*EXERCISE PROMPT*:
Reproduce only the lines that begin at the line with "Parse this screenshot: output" and run to the end of the entries; omit every picture.

*ROWS*:
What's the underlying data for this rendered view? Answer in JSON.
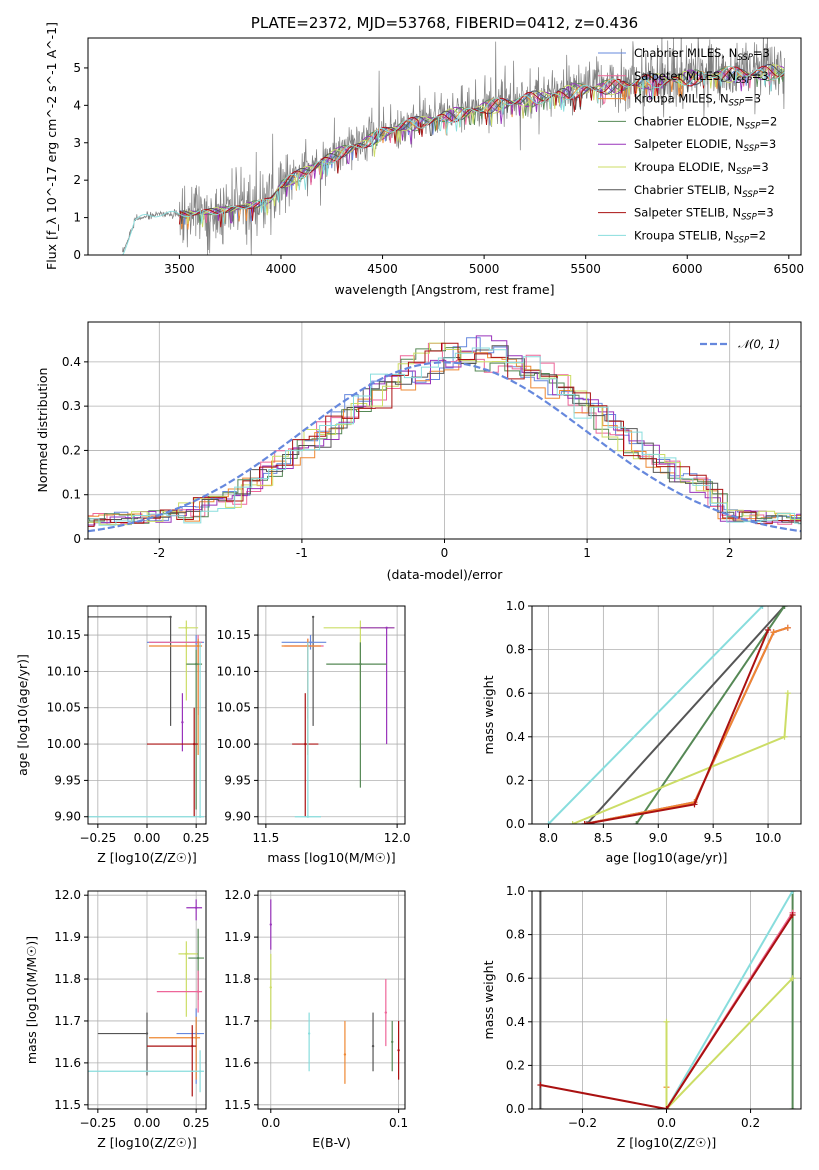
{
  "chart_data": [
    {
      "id": "spectrum",
      "type": "line",
      "title": "PLATE=2372, MJD=53768, FIBERID=0412, z=0.436",
      "xlabel": "wavelength [Angstrom, rest frame]",
      "ylabel": "Flux [f_λ 10^-17 erg cm^-2 s^-1 A^-1]",
      "xlim": [
        3050,
        6560
      ],
      "ylim": [
        0,
        5.8
      ],
      "xticks": [
        3500,
        4000,
        4500,
        5000,
        5500,
        6000,
        6500
      ],
      "yticks": [
        0,
        1,
        2,
        3,
        4,
        5
      ],
      "grid": false,
      "legend_position": "right",
      "legend": [
        {
          "name": "Chabrier MILES, N_SSP=3",
          "color": "#6688dd"
        },
        {
          "name": "Salpeter MILES, N_SSP=3",
          "color": "#ee6699"
        },
        {
          "name": "Kroupa MILES, N_SSP=3",
          "color": "#ee8833"
        },
        {
          "name": "Chabrier ELODIE, N_SSP=2",
          "color": "#558855"
        },
        {
          "name": "Salpeter ELODIE, N_SSP=3",
          "color": "#9933bb"
        },
        {
          "name": "Kroupa ELODIE, N_SSP=3",
          "color": "#ccdd66"
        },
        {
          "name": "Chabrier STELIB, N_SSP=2",
          "color": "#555555"
        },
        {
          "name": "Salpeter STELIB, N_SSP=3",
          "color": "#aa1111"
        },
        {
          "name": "Kroupa STELIB, N_SSP=2",
          "color": "#88dddd"
        }
      ],
      "model_continuum": {
        "x": [
          3220,
          3280,
          3400,
          3500,
          3600,
          3700,
          3800,
          3900,
          3950,
          4000,
          4100,
          4200,
          4300,
          4400,
          4500,
          4600,
          4700,
          4800,
          4900,
          5000,
          5100,
          5200,
          5300,
          5400,
          5500,
          5600,
          5700,
          5800,
          5900,
          6000,
          6100,
          6200,
          6300,
          6400,
          6500
        ],
        "y": [
          0.0,
          0.95,
          1.1,
          1.1,
          1.15,
          1.2,
          1.3,
          1.4,
          1.5,
          1.9,
          2.2,
          2.5,
          2.8,
          3.0,
          3.3,
          3.5,
          3.6,
          3.75,
          3.85,
          4.0,
          4.1,
          4.2,
          4.3,
          4.4,
          4.5,
          4.55,
          4.6,
          4.7,
          4.75,
          4.8,
          4.85,
          4.9,
          4.9,
          4.95,
          5.0
        ]
      },
      "observed_color": "#808080"
    },
    {
      "id": "residuals",
      "type": "line",
      "xlabel": "(data-model)/error",
      "ylabel": "Normed distribution",
      "xlim": [
        -2.5,
        2.5
      ],
      "ylim": [
        0,
        0.49
      ],
      "xticks": [
        -2,
        -1,
        0,
        1,
        2
      ],
      "yticks": [
        0.0,
        0.1,
        0.2,
        0.3,
        0.4
      ],
      "grid": true,
      "legend_position": "top-right",
      "legend": [
        {
          "name": "𝒩(0, 1)",
          "color": "#6688dd",
          "style": "dashed"
        }
      ],
      "series_colors": [
        "#6688dd",
        "#ee6699",
        "#ee8833",
        "#558855",
        "#9933bb",
        "#ccdd66",
        "#555555",
        "#aa1111",
        "#88dddd"
      ]
    },
    {
      "id": "age-vs-Z",
      "type": "scatter",
      "xlabel": "Z [log10(Z/Z☉)]",
      "ylabel": "age [log10(age/yr)]",
      "xlim": [
        -0.3,
        0.3
      ],
      "ylim": [
        9.89,
        10.19
      ],
      "xticks": [
        -0.25,
        0.0,
        0.25
      ],
      "xticklabels": [
        "−0.25",
        "0.00",
        "0.25"
      ],
      "yticks": [
        9.9,
        9.95,
        10.0,
        10.05,
        10.1,
        10.15
      ],
      "yticklabels": [
        "9.90",
        "9.95",
        "10.00",
        "10.05",
        "10.10",
        "10.15"
      ],
      "grid": true,
      "points": [
        {
          "x": 0.12,
          "y": 10.175,
          "xerr": [
            0.42,
            0.0
          ],
          "yerr": [
            0.15,
            0.0
          ],
          "color": "#555555"
        },
        {
          "x": 0.2,
          "y": 10.16,
          "xerr": [
            0.04,
            0.06
          ],
          "yerr": [
            0.1,
            0.01
          ],
          "color": "#ccdd66"
        },
        {
          "x": 0.25,
          "y": 10.14,
          "xerr": [
            0.25,
            0.04
          ],
          "yerr": [
            0.01,
            0.01
          ],
          "color": "#6688dd"
        },
        {
          "x": 0.26,
          "y": 10.14,
          "xerr": [
            0.25,
            0.02
          ],
          "yerr": [
            0.1,
            0.01
          ],
          "color": "#ee6699"
        },
        {
          "x": 0.26,
          "y": 10.135,
          "xerr": [
            0.25,
            0.02
          ],
          "yerr": [
            0.15,
            0.01
          ],
          "color": "#ee8833"
        },
        {
          "x": 0.25,
          "y": 10.11,
          "xerr": [
            0.05,
            0.03
          ],
          "yerr": [
            0.2,
            0.02
          ],
          "color": "#558855"
        },
        {
          "x": 0.18,
          "y": 10.03,
          "xerr": [
            0.0,
            0.0
          ],
          "yerr": [
            0.04,
            0.04
          ],
          "color": "#9933bb"
        },
        {
          "x": 0.24,
          "y": 10.0,
          "xerr": [
            0.24,
            0.02
          ],
          "yerr": [
            0.1,
            0.05
          ],
          "color": "#aa1111"
        },
        {
          "x": 0.27,
          "y": 9.9,
          "xerr": [
            0.57,
            0.02
          ],
          "yerr": [
            0.0,
            0.24
          ],
          "color": "#88dddd"
        }
      ]
    },
    {
      "id": "age-vs-mass",
      "type": "scatter",
      "xlabel": "mass [log10(M/M☉)]",
      "xlim": [
        11.47,
        12.03
      ],
      "ylim": [
        9.89,
        10.19
      ],
      "xticks": [
        11.5,
        12.0
      ],
      "xticklabels": [
        "11.5",
        "12.0"
      ],
      "yticks": [
        9.9,
        9.95,
        10.0,
        10.05,
        10.1,
        10.15
      ],
      "yticklabels": [
        "9.90",
        "9.95",
        "10.00",
        "10.05",
        "10.10",
        "10.15"
      ],
      "grid": true,
      "points": [
        {
          "x": 11.68,
          "y": 10.175,
          "xerr": [
            0.0,
            0.0
          ],
          "yerr": [
            0.15,
            0.0
          ],
          "color": "#555555"
        },
        {
          "x": 11.86,
          "y": 10.16,
          "xerr": [
            0.14,
            0.13
          ],
          "yerr": [
            0.1,
            0.01
          ],
          "color": "#ccdd66"
        },
        {
          "x": 11.96,
          "y": 10.16,
          "xerr": [
            0.1,
            0.03
          ],
          "yerr": [
            0.16,
            0.0
          ],
          "color": "#9933bb"
        },
        {
          "x": 11.67,
          "y": 10.14,
          "xerr": [
            0.11,
            0.06
          ],
          "yerr": [
            0.01,
            0.01
          ],
          "color": "#6688dd"
        },
        {
          "x": 11.66,
          "y": 10.135,
          "xerr": [
            0.09,
            0.06
          ],
          "yerr": [
            0.1,
            0.01
          ],
          "color": "#ee6699"
        },
        {
          "x": 11.66,
          "y": 10.135,
          "xerr": [
            0.1,
            0.05
          ],
          "yerr": [
            0.15,
            0.01
          ],
          "color": "#ee8833"
        },
        {
          "x": 11.86,
          "y": 10.11,
          "xerr": [
            0.13,
            0.1
          ],
          "yerr": [
            0.17,
            0.03
          ],
          "color": "#558855"
        },
        {
          "x": 11.65,
          "y": 10.0,
          "xerr": [
            0.05,
            0.05
          ],
          "yerr": [
            0.1,
            0.07
          ],
          "color": "#aa1111"
        },
        {
          "x": 11.66,
          "y": 9.9,
          "xerr": [
            0.05,
            0.05
          ],
          "yerr": [
            0.0,
            0.24
          ],
          "color": "#88dddd"
        }
      ]
    },
    {
      "id": "mass-weight-vs-age",
      "type": "line",
      "xlabel": "age [log10(age/yr)]",
      "ylabel": "mass weight",
      "xlim": [
        7.85,
        10.3
      ],
      "ylim": [
        0,
        1
      ],
      "xticks": [
        8.0,
        8.5,
        9.0,
        9.5,
        10.0
      ],
      "xticklabels": [
        "8.0",
        "8.5",
        "9.0",
        "9.5",
        "10.0"
      ],
      "yticks": [
        0.0,
        0.2,
        0.4,
        0.6,
        0.8,
        1.0
      ],
      "yticklabels": [
        "0.0",
        "0.2",
        "0.4",
        "0.6",
        "0.8",
        "1.0"
      ],
      "grid": true,
      "series": [
        {
          "color": "#88dddd",
          "points": [
            [
              8.0,
              0.0
            ],
            [
              9.95,
              1.0
            ]
          ]
        },
        {
          "color": "#555555",
          "points": [
            [
              8.35,
              0.0
            ],
            [
              10.15,
              1.0
            ]
          ]
        },
        {
          "color": "#558855",
          "points": [
            [
              8.8,
              0.0
            ],
            [
              10.15,
              1.0
            ]
          ]
        },
        {
          "color": "#6688dd",
          "points": [
            [
              8.33,
              0.0
            ],
            [
              9.33,
              0.1
            ],
            [
              10.05,
              0.88
            ],
            [
              10.18,
              0.9
            ]
          ]
        },
        {
          "color": "#ee6699",
          "points": [
            [
              8.33,
              0.0
            ],
            [
              9.33,
              0.1
            ],
            [
              10.05,
              0.88
            ],
            [
              10.18,
              0.9
            ]
          ]
        },
        {
          "color": "#ee8833",
          "points": [
            [
              8.33,
              0.0
            ],
            [
              9.33,
              0.1
            ],
            [
              10.05,
              0.88
            ],
            [
              10.18,
              0.9
            ]
          ]
        },
        {
          "color": "#ccdd66",
          "points": [
            [
              8.22,
              0.0
            ],
            [
              10.15,
              0.4
            ],
            [
              10.18,
              0.6
            ]
          ]
        },
        {
          "color": "#aa1111",
          "points": [
            [
              8.33,
              0.0
            ],
            [
              9.33,
              0.09
            ],
            [
              10.0,
              0.89
            ]
          ]
        }
      ]
    },
    {
      "id": "mass-vs-Z",
      "type": "scatter",
      "xlabel": "Z [log10(Z/Z☉)]",
      "ylabel": "mass [log10(M/M☉)]",
      "xlim": [
        -0.3,
        0.3
      ],
      "ylim": [
        11.49,
        12.01
      ],
      "xticks": [
        -0.25,
        0.0,
        0.25
      ],
      "xticklabels": [
        "−0.25",
        "0.00",
        "0.25"
      ],
      "yticks": [
        11.5,
        11.6,
        11.7,
        11.8,
        11.9,
        12.0
      ],
      "yticklabels": [
        "11.5",
        "11.6",
        "11.7",
        "11.8",
        "11.9",
        "12.0"
      ],
      "grid": true,
      "points": [
        {
          "x": 0.25,
          "y": 11.97,
          "xerr": [
            0.05,
            0.03
          ],
          "yerr": [
            0.03,
            0.02
          ],
          "color": "#9933bb"
        },
        {
          "x": 0.2,
          "y": 11.86,
          "xerr": [
            0.04,
            0.06
          ],
          "yerr": [
            0.15,
            0.03
          ],
          "color": "#ccdd66"
        },
        {
          "x": 0.26,
          "y": 11.85,
          "xerr": [
            0.05,
            0.03
          ],
          "yerr": [
            0.1,
            0.07
          ],
          "color": "#558855"
        },
        {
          "x": 0.26,
          "y": 11.77,
          "xerr": [
            0.21,
            0.02
          ],
          "yerr": [
            0.05,
            0.05
          ],
          "color": "#ee6699"
        },
        {
          "x": 0.25,
          "y": 11.67,
          "xerr": [
            0.1,
            0.04
          ],
          "yerr": [
            0.12,
            0.06
          ],
          "color": "#6688dd"
        },
        {
          "x": 0.25,
          "y": 11.66,
          "xerr": [
            0.24,
            0.02
          ],
          "yerr": [
            0.1,
            0.05
          ],
          "color": "#ee8833"
        },
        {
          "x": 0.0,
          "y": 11.67,
          "xerr": [
            0.25,
            0.0
          ],
          "yerr": [
            0.1,
            0.05
          ],
          "color": "#555555"
        },
        {
          "x": 0.23,
          "y": 11.64,
          "xerr": [
            0.23,
            0.02
          ],
          "yerr": [
            0.12,
            0.05
          ],
          "color": "#aa1111"
        },
        {
          "x": 0.27,
          "y": 11.58,
          "xerr": [
            0.57,
            0.02
          ],
          "yerr": [
            0.05,
            0.05
          ],
          "color": "#88dddd"
        }
      ]
    },
    {
      "id": "mass-vs-EBV",
      "type": "scatter",
      "xlabel": "E(B-V)",
      "xlim": [
        -0.01,
        0.105
      ],
      "ylim": [
        11.49,
        12.01
      ],
      "xticks": [
        0.0,
        0.1
      ],
      "xticklabels": [
        "0.0",
        "0.1"
      ],
      "yticks": [
        11.5,
        11.6,
        11.7,
        11.8,
        11.9,
        12.0
      ],
      "yticklabels": [
        "11.5",
        "11.6",
        "11.7",
        "11.8",
        "11.9",
        "12.0"
      ],
      "grid": true,
      "points": [
        {
          "x": 0.0,
          "y": 11.93,
          "yerr": [
            0.06,
            0.06
          ],
          "color": "#9933bb"
        },
        {
          "x": 0.0,
          "y": 11.78,
          "yerr": [
            0.1,
            0.08
          ],
          "color": "#ccdd66"
        },
        {
          "x": 0.03,
          "y": 11.67,
          "yerr": [
            0.09,
            0.05
          ],
          "color": "#88dddd"
        },
        {
          "x": 0.058,
          "y": 11.62,
          "yerr": [
            0.07,
            0.08
          ],
          "color": "#ee8833"
        },
        {
          "x": 0.08,
          "y": 11.64,
          "yerr": [
            0.06,
            0.08
          ],
          "color": "#555555"
        },
        {
          "x": 0.09,
          "y": 11.72,
          "yerr": [
            0.08,
            0.08
          ],
          "color": "#ee6699"
        },
        {
          "x": 0.095,
          "y": 11.65,
          "yerr": [
            0.07,
            0.05
          ],
          "color": "#558855"
        },
        {
          "x": 0.1,
          "y": 11.63,
          "yerr": [
            0.07,
            0.07
          ],
          "color": "#aa1111"
        }
      ]
    },
    {
      "id": "mass-weight-vs-Z",
      "type": "line",
      "xlabel": "Z [log10(Z/Z☉)]",
      "ylabel": "mass weight",
      "xlim": [
        -0.32,
        0.32
      ],
      "ylim": [
        0,
        1
      ],
      "xticks": [
        -0.2,
        0.0,
        0.2
      ],
      "xticklabels": [
        "−0.2",
        "0.0",
        "0.2"
      ],
      "yticks": [
        0.0,
        0.2,
        0.4,
        0.6,
        0.8,
        1.0
      ],
      "yticklabels": [
        "0.0",
        "0.2",
        "0.4",
        "0.6",
        "0.8",
        "1.0"
      ],
      "grid": true,
      "series": [
        {
          "color": "#555555",
          "points": [
            [
              -0.3,
              0.0
            ],
            [
              -0.3,
              1.0
            ]
          ]
        },
        {
          "color": "#558855",
          "points": [
            [
              0.3,
              0.0
            ],
            [
              0.3,
              1.0
            ]
          ]
        },
        {
          "color": "#88dddd",
          "points": [
            [
              0.0,
              0.0
            ],
            [
              0.3,
              1.0
            ]
          ]
        },
        {
          "color": "#ee8833",
          "points": [
            [
              0.0,
              0.0
            ],
            [
              0.0,
              0.1
            ],
            [
              0.0,
              0.0
            ],
            [
              0.3,
              0.9
            ]
          ]
        },
        {
          "color": "#ee6699",
          "points": [
            [
              0.0,
              0.0
            ],
            [
              0.3,
              0.9
            ]
          ]
        },
        {
          "color": "#ccdd66",
          "points": [
            [
              0.0,
              0.0
            ],
            [
              0.0,
              0.4
            ],
            [
              0.0,
              0.0
            ],
            [
              0.3,
              0.6
            ]
          ]
        },
        {
          "color": "#aa1111",
          "points": [
            [
              -0.3,
              0.11
            ],
            [
              0.0,
              0.0
            ],
            [
              0.3,
              0.89
            ]
          ]
        }
      ]
    }
  ]
}
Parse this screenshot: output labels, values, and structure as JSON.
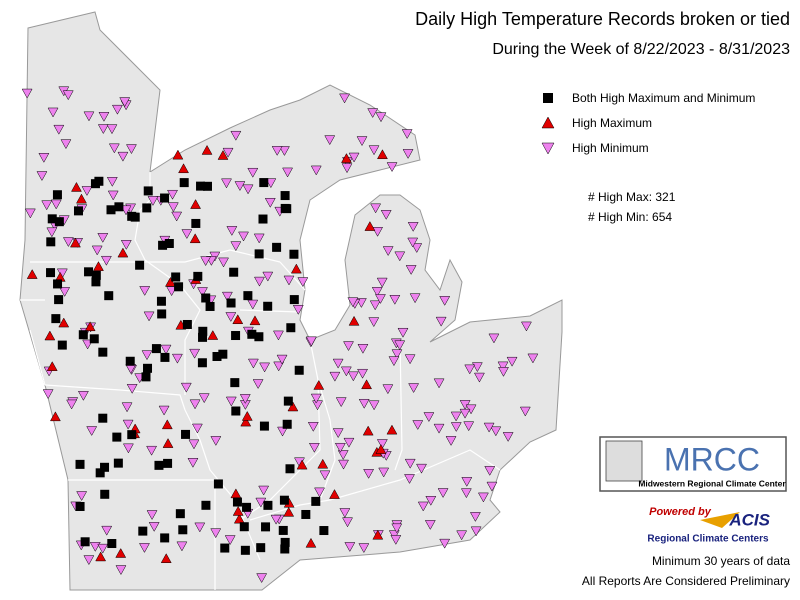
{
  "title": "Daily High Temperature Records broken or tied",
  "subtitle": "During the Week of 8/22/2023 - 8/31/2023",
  "legend": [
    "Both High Maximum and Minimum",
    "High Maximum",
    "High Minimum"
  ],
  "counts": [
    "# High Max: 321",
    "# High Min: 654"
  ],
  "logo": {
    "mrcc": "MRCC",
    "mrcc_name": "Midwestern Regional Climate Center",
    "powered": "Powered by",
    "acis": "ACIS",
    "rcc": "Regional Climate Centers"
  },
  "notes": [
    "Minimum 30 years of data",
    "All Reports Are Considered Preliminary"
  ]
}
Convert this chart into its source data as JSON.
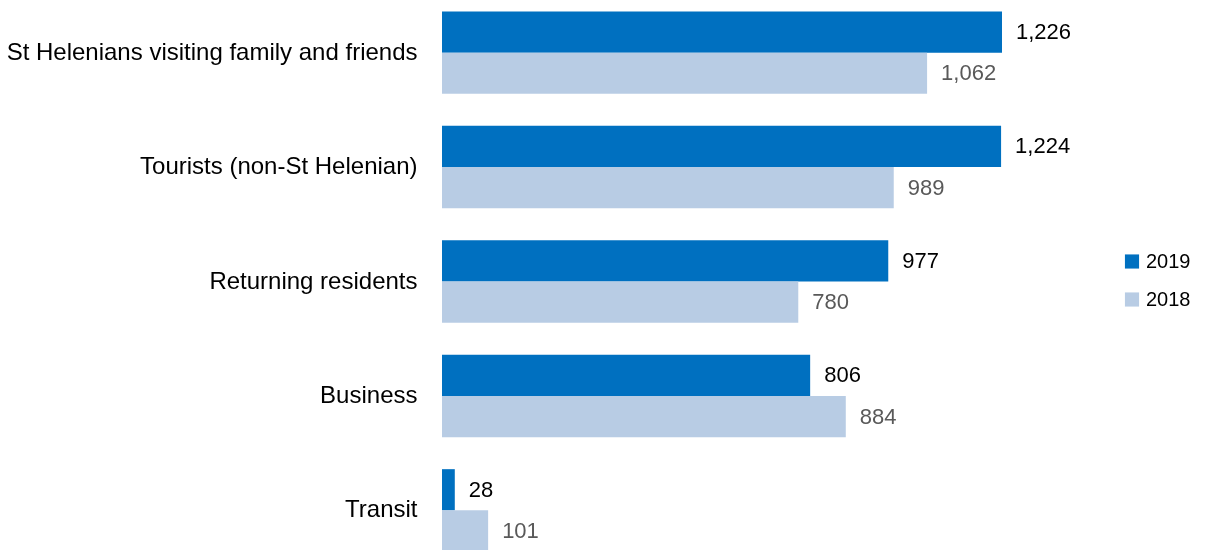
{
  "chart_data": {
    "type": "bar",
    "orientation": "horizontal",
    "categories": [
      "St Helenians visiting family and friends",
      "Tourists (non-St Helenian)",
      "Returning residents",
      "Business",
      "Transit"
    ],
    "series": [
      {
        "name": "2019",
        "color": "#0070c0",
        "values": [
          1226,
          1224,
          977,
          806,
          28
        ],
        "value_labels": [
          "1,226",
          "1,224",
          "977",
          "806",
          "28"
        ]
      },
      {
        "name": "2018",
        "color": "#b8cce4",
        "values": [
          1062,
          989,
          780,
          884,
          101
        ],
        "value_labels": [
          "1,062",
          "989",
          "780",
          "884",
          "101"
        ]
      }
    ],
    "legend": "right",
    "tick_labels": "y"
  }
}
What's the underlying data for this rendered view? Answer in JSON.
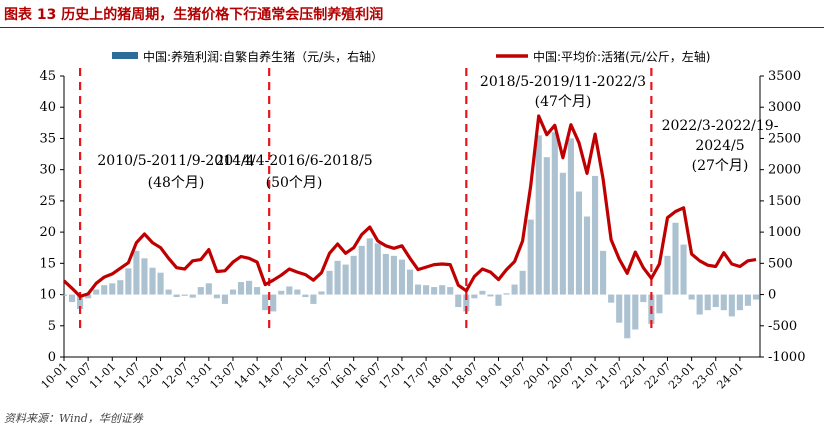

*EXERCISE OUTPUT*:
Parse this screenshot: output labels, values, and structure as JSON.
{
  "title": "Daily High Temperature Records broken or tied",
  "subtitle": "During the Week of 8/22/2023 - 8/31/2023",
  "legend": [
    "Both High Maximum and Minimum",
    "High Maximum",
    "High Minimum"
  ],
  "counts": [
    "# High Max: 321",
    "# High Min: 654"
  ],
  "logo": {
    "mrcc": "MRCC",
    "mrcc_name": "Midwestern Regional Climate Center",
    "powered": "Powered by",
    "acis": "ACIS",
    "rcc": "Regional Climate Centers"
  },
  "notes": [
    "Minimum 30 years of data",
    "All Reports Are Considered Preliminary"
  ]
}
Convert this chart into its source data as JSON.
{
  "chart_data": {
    "type": "bar",
    "orientation": "horizontal",
    "categories": [
      "St Helenians visiting family and friends",
      "Tourists (non-St Helenian)",
      "Returning residents",
      "Business",
      "Transit"
    ],
    "series": [
      {
        "name": "2019",
        "color": "#0070c0",
        "values": [
          1226,
          1224,
          977,
          806,
          28
        ],
        "value_labels": [
          "1,226",
          "1,224",
          "977",
          "806",
          "28"
        ]
      },
      {
        "name": "2018",
        "color": "#b8cce4",
        "values": [
          1062,
          989,
          780,
          884,
          101
        ],
        "value_labels": [
          "1,062",
          "989",
          "780",
          "884",
          "101"
        ]
      }
    ],
    "legend": "right",
    "tick_labels": "y"
  }
}
What's the underlying data for this rendered view? Answer in JSON.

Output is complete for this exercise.